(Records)

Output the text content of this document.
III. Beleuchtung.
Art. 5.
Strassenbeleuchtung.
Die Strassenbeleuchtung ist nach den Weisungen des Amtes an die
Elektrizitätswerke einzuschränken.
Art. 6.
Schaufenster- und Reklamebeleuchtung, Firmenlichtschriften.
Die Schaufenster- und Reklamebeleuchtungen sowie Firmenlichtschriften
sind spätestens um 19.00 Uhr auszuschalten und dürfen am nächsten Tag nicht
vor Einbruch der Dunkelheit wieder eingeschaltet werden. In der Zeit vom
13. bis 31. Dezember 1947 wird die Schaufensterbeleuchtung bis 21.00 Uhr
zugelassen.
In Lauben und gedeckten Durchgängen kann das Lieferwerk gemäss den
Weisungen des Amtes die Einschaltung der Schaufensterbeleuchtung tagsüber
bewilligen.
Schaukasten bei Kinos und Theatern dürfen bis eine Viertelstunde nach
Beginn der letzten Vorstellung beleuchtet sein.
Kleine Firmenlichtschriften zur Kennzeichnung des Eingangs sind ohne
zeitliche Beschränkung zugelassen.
==
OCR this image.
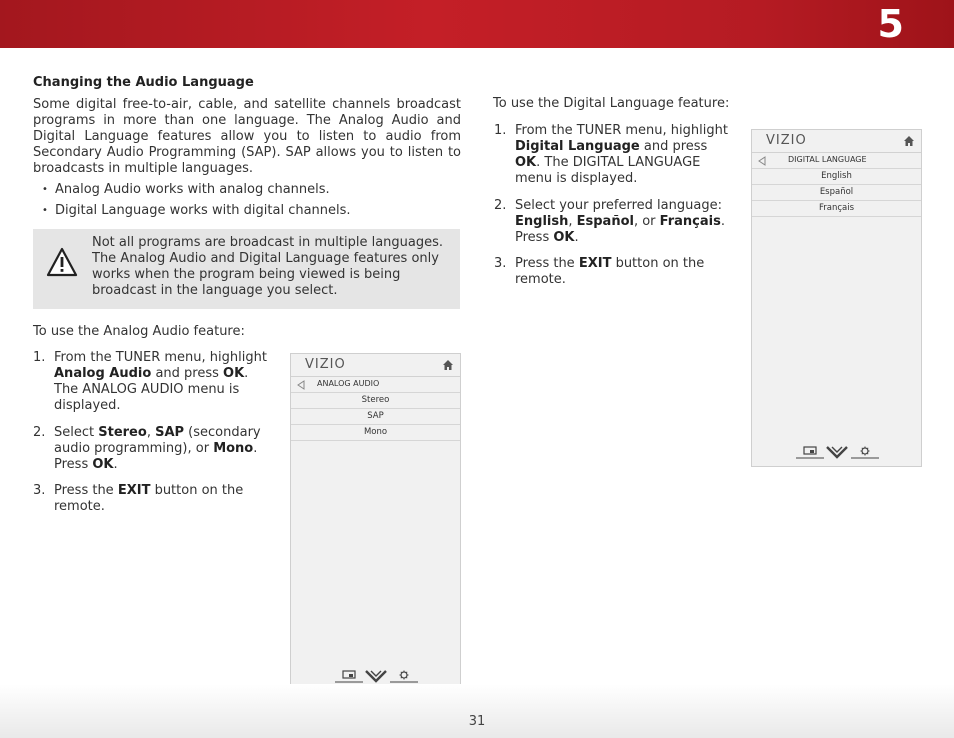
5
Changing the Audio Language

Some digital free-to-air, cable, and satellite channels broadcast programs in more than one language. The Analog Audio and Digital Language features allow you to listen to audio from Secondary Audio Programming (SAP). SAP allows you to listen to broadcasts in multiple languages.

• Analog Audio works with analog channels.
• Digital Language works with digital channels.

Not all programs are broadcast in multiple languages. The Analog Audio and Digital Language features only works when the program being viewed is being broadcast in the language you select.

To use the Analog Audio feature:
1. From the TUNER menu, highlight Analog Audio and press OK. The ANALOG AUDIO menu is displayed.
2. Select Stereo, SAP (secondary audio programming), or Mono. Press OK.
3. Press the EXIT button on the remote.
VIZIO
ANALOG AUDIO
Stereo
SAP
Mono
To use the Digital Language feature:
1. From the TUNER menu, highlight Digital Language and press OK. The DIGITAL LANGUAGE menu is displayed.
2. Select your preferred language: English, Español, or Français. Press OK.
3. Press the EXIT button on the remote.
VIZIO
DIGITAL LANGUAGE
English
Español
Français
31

* [JOB] Search the data for "menu". Copy every line that has it.

* [RESPONSE TO THIS TASK]
1. From the TUNER menu, highlight Analog Audio and press OK. The ANALOG AUDIO menu is displayed.
1. From the TUNER menu, highlight Digital Language and press OK. The DIGITAL LANGUAGE menu is displayed.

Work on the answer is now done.